Some records
►
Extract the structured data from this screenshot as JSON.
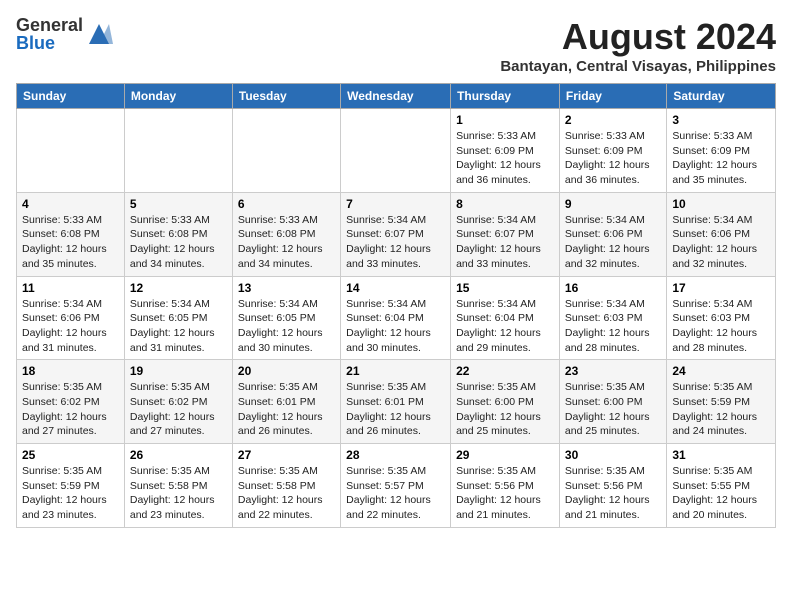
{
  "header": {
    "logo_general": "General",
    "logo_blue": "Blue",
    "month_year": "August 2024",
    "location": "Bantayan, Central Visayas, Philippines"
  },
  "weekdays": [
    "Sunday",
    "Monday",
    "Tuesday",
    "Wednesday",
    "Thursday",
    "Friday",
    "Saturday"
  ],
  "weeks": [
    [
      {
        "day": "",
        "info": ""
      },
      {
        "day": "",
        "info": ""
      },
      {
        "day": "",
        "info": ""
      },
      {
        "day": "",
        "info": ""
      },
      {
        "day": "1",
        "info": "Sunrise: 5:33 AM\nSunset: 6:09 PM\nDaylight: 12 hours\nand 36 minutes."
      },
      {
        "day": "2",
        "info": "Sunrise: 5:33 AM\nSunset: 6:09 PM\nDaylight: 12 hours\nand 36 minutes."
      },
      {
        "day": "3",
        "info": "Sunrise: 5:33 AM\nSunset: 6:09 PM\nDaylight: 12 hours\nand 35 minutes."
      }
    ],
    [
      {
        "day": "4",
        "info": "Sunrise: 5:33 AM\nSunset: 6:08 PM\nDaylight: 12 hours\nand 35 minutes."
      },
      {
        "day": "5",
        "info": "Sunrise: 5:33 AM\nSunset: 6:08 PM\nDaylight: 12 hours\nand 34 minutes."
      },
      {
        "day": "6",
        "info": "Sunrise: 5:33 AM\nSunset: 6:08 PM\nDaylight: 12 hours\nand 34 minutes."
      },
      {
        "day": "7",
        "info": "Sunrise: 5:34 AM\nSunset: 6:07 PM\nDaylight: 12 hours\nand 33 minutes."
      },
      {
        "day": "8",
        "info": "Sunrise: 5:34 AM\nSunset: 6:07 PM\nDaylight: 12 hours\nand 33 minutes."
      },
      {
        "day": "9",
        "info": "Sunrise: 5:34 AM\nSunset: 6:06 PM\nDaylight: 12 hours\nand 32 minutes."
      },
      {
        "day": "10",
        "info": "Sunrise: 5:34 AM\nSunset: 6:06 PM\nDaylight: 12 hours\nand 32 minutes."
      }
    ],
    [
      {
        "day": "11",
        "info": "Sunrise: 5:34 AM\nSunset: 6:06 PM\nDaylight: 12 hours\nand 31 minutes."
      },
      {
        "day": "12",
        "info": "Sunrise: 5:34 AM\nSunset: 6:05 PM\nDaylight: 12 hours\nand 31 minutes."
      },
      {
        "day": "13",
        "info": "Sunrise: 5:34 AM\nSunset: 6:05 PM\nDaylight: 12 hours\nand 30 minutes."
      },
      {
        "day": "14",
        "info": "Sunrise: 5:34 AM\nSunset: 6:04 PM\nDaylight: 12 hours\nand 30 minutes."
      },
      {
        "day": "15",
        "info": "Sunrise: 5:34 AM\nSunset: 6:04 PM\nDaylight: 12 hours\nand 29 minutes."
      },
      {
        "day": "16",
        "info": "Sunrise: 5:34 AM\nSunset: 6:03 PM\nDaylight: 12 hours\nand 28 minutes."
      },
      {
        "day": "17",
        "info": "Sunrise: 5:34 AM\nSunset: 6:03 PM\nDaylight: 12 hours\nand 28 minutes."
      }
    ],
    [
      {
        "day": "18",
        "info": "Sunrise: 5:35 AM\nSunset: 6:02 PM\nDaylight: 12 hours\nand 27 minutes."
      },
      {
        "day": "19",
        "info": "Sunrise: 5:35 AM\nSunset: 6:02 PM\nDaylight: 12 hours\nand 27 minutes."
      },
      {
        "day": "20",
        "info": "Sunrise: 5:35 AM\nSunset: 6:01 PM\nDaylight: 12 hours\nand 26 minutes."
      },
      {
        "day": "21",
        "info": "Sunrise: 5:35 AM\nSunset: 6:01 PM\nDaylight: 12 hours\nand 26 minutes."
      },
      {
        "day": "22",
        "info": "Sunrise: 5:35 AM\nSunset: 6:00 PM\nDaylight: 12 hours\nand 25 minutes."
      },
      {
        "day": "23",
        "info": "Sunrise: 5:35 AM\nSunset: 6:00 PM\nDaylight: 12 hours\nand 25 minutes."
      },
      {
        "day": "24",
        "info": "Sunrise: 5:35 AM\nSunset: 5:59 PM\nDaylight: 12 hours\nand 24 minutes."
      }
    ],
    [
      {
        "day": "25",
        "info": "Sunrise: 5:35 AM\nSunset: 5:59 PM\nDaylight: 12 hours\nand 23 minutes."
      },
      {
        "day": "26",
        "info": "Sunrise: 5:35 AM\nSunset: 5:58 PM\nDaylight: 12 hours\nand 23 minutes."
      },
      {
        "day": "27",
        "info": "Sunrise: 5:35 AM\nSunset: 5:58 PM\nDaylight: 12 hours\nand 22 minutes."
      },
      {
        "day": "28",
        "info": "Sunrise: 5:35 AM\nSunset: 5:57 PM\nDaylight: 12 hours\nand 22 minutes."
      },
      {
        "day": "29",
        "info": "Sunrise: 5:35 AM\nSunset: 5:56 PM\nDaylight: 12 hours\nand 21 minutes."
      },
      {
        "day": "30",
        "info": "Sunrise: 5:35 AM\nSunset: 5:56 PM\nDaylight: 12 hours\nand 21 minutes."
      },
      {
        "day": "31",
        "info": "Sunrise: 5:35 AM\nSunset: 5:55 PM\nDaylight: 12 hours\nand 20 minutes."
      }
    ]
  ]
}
◄
▶ [WHAT YOU ARE ASKED TO DO]:
Restate the full listing verbatim and drop every picture.

▶ [REPLY]:
Extract the structured data from this screenshot as JSON.
{
  "header": {
    "logo_general": "General",
    "logo_blue": "Blue",
    "month_year": "August 2024",
    "location": "Bantayan, Central Visayas, Philippines"
  },
  "weekdays": [
    "Sunday",
    "Monday",
    "Tuesday",
    "Wednesday",
    "Thursday",
    "Friday",
    "Saturday"
  ],
  "weeks": [
    [
      {
        "day": "",
        "info": ""
      },
      {
        "day": "",
        "info": ""
      },
      {
        "day": "",
        "info": ""
      },
      {
        "day": "",
        "info": ""
      },
      {
        "day": "1",
        "info": "Sunrise: 5:33 AM\nSunset: 6:09 PM\nDaylight: 12 hours\nand 36 minutes."
      },
      {
        "day": "2",
        "info": "Sunrise: 5:33 AM\nSunset: 6:09 PM\nDaylight: 12 hours\nand 36 minutes."
      },
      {
        "day": "3",
        "info": "Sunrise: 5:33 AM\nSunset: 6:09 PM\nDaylight: 12 hours\nand 35 minutes."
      }
    ],
    [
      {
        "day": "4",
        "info": "Sunrise: 5:33 AM\nSunset: 6:08 PM\nDaylight: 12 hours\nand 35 minutes."
      },
      {
        "day": "5",
        "info": "Sunrise: 5:33 AM\nSunset: 6:08 PM\nDaylight: 12 hours\nand 34 minutes."
      },
      {
        "day": "6",
        "info": "Sunrise: 5:33 AM\nSunset: 6:08 PM\nDaylight: 12 hours\nand 34 minutes."
      },
      {
        "day": "7",
        "info": "Sunrise: 5:34 AM\nSunset: 6:07 PM\nDaylight: 12 hours\nand 33 minutes."
      },
      {
        "day": "8",
        "info": "Sunrise: 5:34 AM\nSunset: 6:07 PM\nDaylight: 12 hours\nand 33 minutes."
      },
      {
        "day": "9",
        "info": "Sunrise: 5:34 AM\nSunset: 6:06 PM\nDaylight: 12 hours\nand 32 minutes."
      },
      {
        "day": "10",
        "info": "Sunrise: 5:34 AM\nSunset: 6:06 PM\nDaylight: 12 hours\nand 32 minutes."
      }
    ],
    [
      {
        "day": "11",
        "info": "Sunrise: 5:34 AM\nSunset: 6:06 PM\nDaylight: 12 hours\nand 31 minutes."
      },
      {
        "day": "12",
        "info": "Sunrise: 5:34 AM\nSunset: 6:05 PM\nDaylight: 12 hours\nand 31 minutes."
      },
      {
        "day": "13",
        "info": "Sunrise: 5:34 AM\nSunset: 6:05 PM\nDaylight: 12 hours\nand 30 minutes."
      },
      {
        "day": "14",
        "info": "Sunrise: 5:34 AM\nSunset: 6:04 PM\nDaylight: 12 hours\nand 30 minutes."
      },
      {
        "day": "15",
        "info": "Sunrise: 5:34 AM\nSunset: 6:04 PM\nDaylight: 12 hours\nand 29 minutes."
      },
      {
        "day": "16",
        "info": "Sunrise: 5:34 AM\nSunset: 6:03 PM\nDaylight: 12 hours\nand 28 minutes."
      },
      {
        "day": "17",
        "info": "Sunrise: 5:34 AM\nSunset: 6:03 PM\nDaylight: 12 hours\nand 28 minutes."
      }
    ],
    [
      {
        "day": "18",
        "info": "Sunrise: 5:35 AM\nSunset: 6:02 PM\nDaylight: 12 hours\nand 27 minutes."
      },
      {
        "day": "19",
        "info": "Sunrise: 5:35 AM\nSunset: 6:02 PM\nDaylight: 12 hours\nand 27 minutes."
      },
      {
        "day": "20",
        "info": "Sunrise: 5:35 AM\nSunset: 6:01 PM\nDaylight: 12 hours\nand 26 minutes."
      },
      {
        "day": "21",
        "info": "Sunrise: 5:35 AM\nSunset: 6:01 PM\nDaylight: 12 hours\nand 26 minutes."
      },
      {
        "day": "22",
        "info": "Sunrise: 5:35 AM\nSunset: 6:00 PM\nDaylight: 12 hours\nand 25 minutes."
      },
      {
        "day": "23",
        "info": "Sunrise: 5:35 AM\nSunset: 6:00 PM\nDaylight: 12 hours\nand 25 minutes."
      },
      {
        "day": "24",
        "info": "Sunrise: 5:35 AM\nSunset: 5:59 PM\nDaylight: 12 hours\nand 24 minutes."
      }
    ],
    [
      {
        "day": "25",
        "info": "Sunrise: 5:35 AM\nSunset: 5:59 PM\nDaylight: 12 hours\nand 23 minutes."
      },
      {
        "day": "26",
        "info": "Sunrise: 5:35 AM\nSunset: 5:58 PM\nDaylight: 12 hours\nand 23 minutes."
      },
      {
        "day": "27",
        "info": "Sunrise: 5:35 AM\nSunset: 5:58 PM\nDaylight: 12 hours\nand 22 minutes."
      },
      {
        "day": "28",
        "info": "Sunrise: 5:35 AM\nSunset: 5:57 PM\nDaylight: 12 hours\nand 22 minutes."
      },
      {
        "day": "29",
        "info": "Sunrise: 5:35 AM\nSunset: 5:56 PM\nDaylight: 12 hours\nand 21 minutes."
      },
      {
        "day": "30",
        "info": "Sunrise: 5:35 AM\nSunset: 5:56 PM\nDaylight: 12 hours\nand 21 minutes."
      },
      {
        "day": "31",
        "info": "Sunrise: 5:35 AM\nSunset: 5:55 PM\nDaylight: 12 hours\nand 20 minutes."
      }
    ]
  ]
}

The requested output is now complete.